● PROBLEM REQUIREMENTS: Reproduce all of the data exactly.
-- START SUPPLIED MATERIAL --
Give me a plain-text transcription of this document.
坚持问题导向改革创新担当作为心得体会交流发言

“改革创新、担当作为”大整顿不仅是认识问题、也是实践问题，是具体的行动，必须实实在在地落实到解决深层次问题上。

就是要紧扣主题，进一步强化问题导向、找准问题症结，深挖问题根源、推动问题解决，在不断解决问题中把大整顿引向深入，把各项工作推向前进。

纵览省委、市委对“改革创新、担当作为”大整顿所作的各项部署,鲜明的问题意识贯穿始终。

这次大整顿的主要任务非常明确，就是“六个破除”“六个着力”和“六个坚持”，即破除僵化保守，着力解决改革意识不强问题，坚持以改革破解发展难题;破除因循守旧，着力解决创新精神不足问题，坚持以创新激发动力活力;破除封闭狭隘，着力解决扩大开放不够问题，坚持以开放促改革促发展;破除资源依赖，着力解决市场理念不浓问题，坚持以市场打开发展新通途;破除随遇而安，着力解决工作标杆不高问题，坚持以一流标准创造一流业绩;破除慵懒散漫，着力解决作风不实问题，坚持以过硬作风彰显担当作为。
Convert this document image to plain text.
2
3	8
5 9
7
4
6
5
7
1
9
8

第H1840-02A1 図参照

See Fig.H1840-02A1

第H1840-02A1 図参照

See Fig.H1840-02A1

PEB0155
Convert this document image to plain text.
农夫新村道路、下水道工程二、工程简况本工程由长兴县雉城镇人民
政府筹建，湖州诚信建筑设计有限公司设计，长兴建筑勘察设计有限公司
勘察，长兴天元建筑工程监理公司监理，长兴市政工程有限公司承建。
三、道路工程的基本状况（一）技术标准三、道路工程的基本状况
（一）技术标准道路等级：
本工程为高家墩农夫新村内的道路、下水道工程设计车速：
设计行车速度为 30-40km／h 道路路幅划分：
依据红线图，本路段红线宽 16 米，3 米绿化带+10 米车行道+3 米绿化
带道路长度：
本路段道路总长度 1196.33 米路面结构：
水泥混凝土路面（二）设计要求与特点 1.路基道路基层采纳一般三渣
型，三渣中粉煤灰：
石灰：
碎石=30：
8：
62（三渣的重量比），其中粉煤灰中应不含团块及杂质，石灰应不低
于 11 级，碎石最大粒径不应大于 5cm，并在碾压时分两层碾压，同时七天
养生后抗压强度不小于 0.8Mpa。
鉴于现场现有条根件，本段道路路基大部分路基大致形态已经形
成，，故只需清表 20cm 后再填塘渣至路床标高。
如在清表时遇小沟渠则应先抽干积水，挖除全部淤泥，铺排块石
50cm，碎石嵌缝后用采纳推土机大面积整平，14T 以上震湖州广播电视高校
-- END SUPPLIED MATERIAL --
● FINAL RESULT:
Give me a plain-text transcription of this document.
坚持问题导向改革创新担当作为心得体会交流发言

“改革创新、担当作为”大整顿不仅是认识问题、也是实践问题，是具体的行动，必须实实在在地落实到解决深层次问题上。

就是要紧扣主题，进一步强化问题导向、找准问题症结，深挖问题根源、推动问题解决，在不断解决问题中把大整顿引向深入，把各项工作推向前进。

纵览省委、市委对“改革创新、担当作为”大整顿所作的各项部署,鲜明的问题意识贯穿始终。

这次大整顿的主要任务非常明确，就是“六个破除”“六个着力”和“六个坚持”，即破除僵化保守，着力解决改革意识不强问题，坚持以改革破解发展难题;破除因循守旧，着力解决创新精神不足问题，坚持以创新激发动力活力;破除封闭狭隘，着力解决扩大开放不够问题，坚持以开放促改革促发展;破除资源依赖，着力解决市场理念不浓问题，坚持以市场打开发展新通途;破除随遇而安，着力解决工作标杆不高问题，坚持以一流标准创造一流业绩;破除慵懒散漫，着力解决作风不实问题，坚持以过硬作风彰显担当作为。
Convert this document image to plain text.
2
3	8
5 9
7
4
6
5
7
1
9
8

第H1840-02A1 図参照

See Fig.H1840-02A1

第H1840-02A1 図参照

See Fig.H1840-02A1

PEB0155
Convert this document image to plain text.
农夫新村道路、下水道工程二、工程简况本工程由长兴县雉城镇人民
政府筹建，湖州诚信建筑设计有限公司设计，长兴建筑勘察设计有限公司
勘察，长兴天元建筑工程监理公司监理，长兴市政工程有限公司承建。
三、道路工程的基本状况（一）技术标准三、道路工程的基本状况
（一）技术标准道路等级：
本工程为高家墩农夫新村内的道路、下水道工程设计车速：
设计行车速度为 30-40km／h 道路路幅划分：
依据红线图，本路段红线宽 16 米，3 米绿化带+10 米车行道+3 米绿化
带道路长度：
本路段道路总长度 1196.33 米路面结构：
水泥混凝土路面（二）设计要求与特点 1.路基道路基层采纳一般三渣
型，三渣中粉煤灰：
石灰：
碎石=30：
8：
62（三渣的重量比），其中粉煤灰中应不含团块及杂质，石灰应不低
于 11 级，碎石最大粒径不应大于 5cm，并在碾压时分两层碾压，同时七天
养生后抗压强度不小于 0.8Mpa。
鉴于现场现有条根件，本段道路路基大部分路基大致形态已经形
成，，故只需清表 20cm 后再填塘渣至路床标高。
如在清表时遇小沟渠则应先抽干积水，挖除全部淤泥，铺排块石
50cm，碎石嵌缝后用采纳推土机大面积整平，14T 以上震湖州广播电视高校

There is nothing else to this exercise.